DIRECTIVE
Give back each entry unchanged, minus pictures.
--- BEGIN ---
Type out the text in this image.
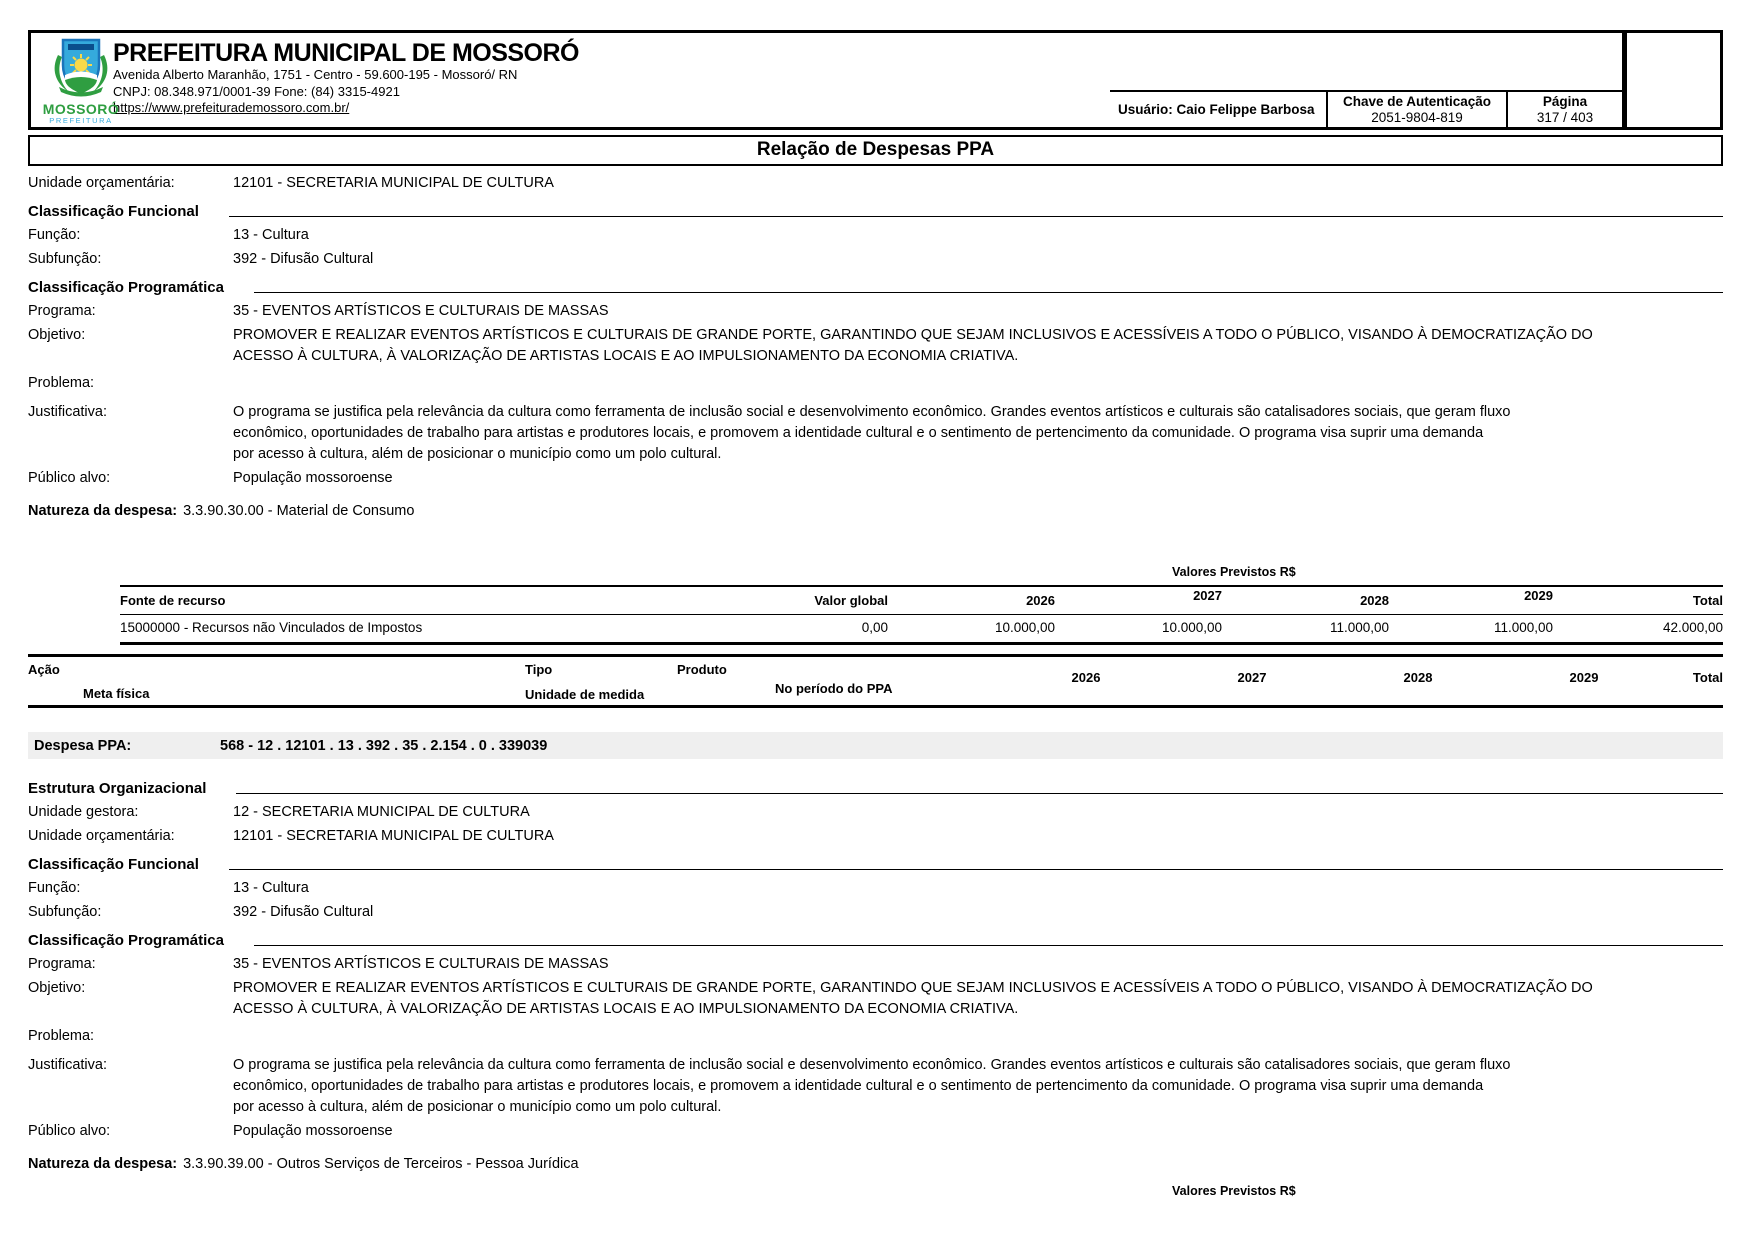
MOSSORÓ
PREFEITURA
PREFEITURA MUNICIPAL DE MOSSORÓ
Avenida Alberto Maranhão, 1751 - Centro - 59.600-195 - Mossoró/ RN
CNPJ: 08.348.971/0001-39 Fone: (84) 3315-4921
https://www.prefeiturademossoro.com.br/	Usuário: Caio Felippe Barbosa
Chave de Autenticação
2051-9804-819
Página
317 / 403
Relação de Despesas PPA
Unidade orçamentária:	12101 - SECRETARIA MUNICIPAL DE CULTURA
Classificação Funcional
Função:	13 - Cultura
Subfunção:	392 - Difusão Cultural
Classificação Programática
Programa:	35 - EVENTOS ARTÍSTICOS E CULTURAIS DE MASSAS
Objetivo:	PROMOVER E REALIZAR EVENTOS ARTÍSTICOS E CULTURAIS DE GRANDE PORTE, GARANTINDO QUE SEJAM INCLUSIVOS E ACESSÍVEIS A TODO O PÚBLICO, VISANDO À DEMOCRATIZAÇÃO DO
ACESSO À CULTURA, À VALORIZAÇÃO DE ARTISTAS LOCAIS E AO IMPULSIONAMENTO DA ECONOMIA CRIATIVA.
Problema:
Justificativa:	O programa se justifica pela relevância da cultura como ferramenta de inclusão social e desenvolvimento econômico. Grandes eventos artísticos e culturais são catalisadores sociais, que geram fluxo
econômico, oportunidades de trabalho para artistas e produtores locais, e promovem a identidade cultural e o sentimento de pertencimento da comunidade. O programa visa suprir uma demanda
por acesso à cultura, além de posicionar o município como um polo cultural.
Público alvo:	População mossoroense
Natureza da despesa: 3.3.90.30.00 - Material de Consumo
Valores Previstos R$
Fonte de recurso	Valor global	2026	2027	2028	2029	Total
15000000 - Recursos não Vinculados de Impostos	0,00	10.000,00	10.000,00	11.000,00	11.000,00	42.000,00
Ação	Tipo	Produto
Meta física	Unidade de medida	No período do PPA
2026	2027	2028	2029	Total
Despesa PPA:	568 - 12 . 12101 . 13 . 392 . 35 . 2.154 . 0 . 339039
Estrutura Organizacional
Unidade gestora:	12 - SECRETARIA MUNICIPAL DE CULTURA
Unidade orçamentária:	12101 - SECRETARIA MUNICIPAL DE CULTURA
Classificação Funcional
Função:	13 - Cultura
Subfunção:	392 - Difusão Cultural
Classificação Programática
Programa:	35 - EVENTOS ARTÍSTICOS E CULTURAIS DE MASSAS
Objetivo:	PROMOVER E REALIZAR EVENTOS ARTÍSTICOS E CULTURAIS DE GRANDE PORTE, GARANTINDO QUE SEJAM INCLUSIVOS E ACESSÍVEIS A TODO O PÚBLICO, VISANDO À DEMOCRATIZAÇÃO DO
ACESSO À CULTURA, À VALORIZAÇÃO DE ARTISTAS LOCAIS E AO IMPULSIONAMENTO DA ECONOMIA CRIATIVA.
Problema:
Justificativa:	O programa se justifica pela relevância da cultura como ferramenta de inclusão social e desenvolvimento econômico. Grandes eventos artísticos e culturais são catalisadores sociais, que geram fluxo
econômico, oportunidades de trabalho para artistas e produtores locais, e promovem a identidade cultural e o sentimento de pertencimento da comunidade. O programa visa suprir uma demanda
por acesso à cultura, além de posicionar o município como um polo cultural.
Público alvo:	População mossoroense
Natureza da despesa: 3.3.90.39.00 - Outros Serviços de Terceiros - Pessoa Jurídica
Valores Previstos R$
--- END ---
RESULT FOR THIS EXERCISE
Type out the text in this image.
MOSSORÓ
PREFEITURA
PREFEITURA MUNICIPAL DE MOSSORÓ
Avenida Alberto Maranhão, 1751 - Centro - 59.600-195 - Mossoró/ RN
CNPJ: 08.348.971/0001-39 Fone: (84) 3315-4921
https://www.prefeiturademossoro.com.br/	Usuário: Caio Felippe Barbosa
Chave de Autenticação
2051-9804-819
Página
317 / 403
Relação de Despesas PPA
Unidade orçamentária:	12101 - SECRETARIA MUNICIPAL DE CULTURA
Classificação Funcional
Função:	13 - Cultura
Subfunção:	392 - Difusão Cultural
Classificação Programática
Programa:	35 - EVENTOS ARTÍSTICOS E CULTURAIS DE MASSAS
Objetivo:	PROMOVER E REALIZAR EVENTOS ARTÍSTICOS E CULTURAIS DE GRANDE PORTE, GARANTINDO QUE SEJAM INCLUSIVOS E ACESSÍVEIS A TODO O PÚBLICO, VISANDO À DEMOCRATIZAÇÃO DO
ACESSO À CULTURA, À VALORIZAÇÃO DE ARTISTAS LOCAIS E AO IMPULSIONAMENTO DA ECONOMIA CRIATIVA.
Problema:
Justificativa:	O programa se justifica pela relevância da cultura como ferramenta de inclusão social e desenvolvimento econômico. Grandes eventos artísticos e culturais são catalisadores sociais, que geram fluxo
econômico, oportunidades de trabalho para artistas e produtores locais, e promovem a identidade cultural e o sentimento de pertencimento da comunidade. O programa visa suprir uma demanda
por acesso à cultura, além de posicionar o município como um polo cultural.
Público alvo:	População mossoroense
Natureza da despesa: 3.3.90.30.00 - Material de Consumo
Valores Previstos R$
Fonte de recurso	Valor global	2026	2027	2028	2029	Total
15000000 - Recursos não Vinculados de Impostos	0,00	10.000,00	10.000,00	11.000,00	11.000,00	42.000,00
Ação	Tipo	Produto
Meta física	Unidade de medida	No período do PPA
2026	2027	2028	2029	Total
Despesa PPA:	568 - 12 . 12101 . 13 . 392 . 35 . 2.154 . 0 . 339039
Estrutura Organizacional
Unidade gestora:	12 - SECRETARIA MUNICIPAL DE CULTURA
Unidade orçamentária:	12101 - SECRETARIA MUNICIPAL DE CULTURA
Classificação Funcional
Função:	13 - Cultura
Subfunção:	392 - Difusão Cultural
Classificação Programática
Programa:	35 - EVENTOS ARTÍSTICOS E CULTURAIS DE MASSAS
Objetivo:	PROMOVER E REALIZAR EVENTOS ARTÍSTICOS E CULTURAIS DE GRANDE PORTE, GARANTINDO QUE SEJAM INCLUSIVOS E ACESSÍVEIS A TODO O PÚBLICO, VISANDO À DEMOCRATIZAÇÃO DO
ACESSO À CULTURA, À VALORIZAÇÃO DE ARTISTAS LOCAIS E AO IMPULSIONAMENTO DA ECONOMIA CRIATIVA.
Problema:
Justificativa:	O programa se justifica pela relevância da cultura como ferramenta de inclusão social e desenvolvimento econômico. Grandes eventos artísticos e culturais são catalisadores sociais, que geram fluxo
econômico, oportunidades de trabalho para artistas e produtores locais, e promovem a identidade cultural e o sentimento de pertencimento da comunidade. O programa visa suprir uma demanda
por acesso à cultura, além de posicionar o município como um polo cultural.
Público alvo:	População mossoroense
Natureza da despesa: 3.3.90.39.00 - Outros Serviços de Terceiros - Pessoa Jurídica
Valores Previstos R$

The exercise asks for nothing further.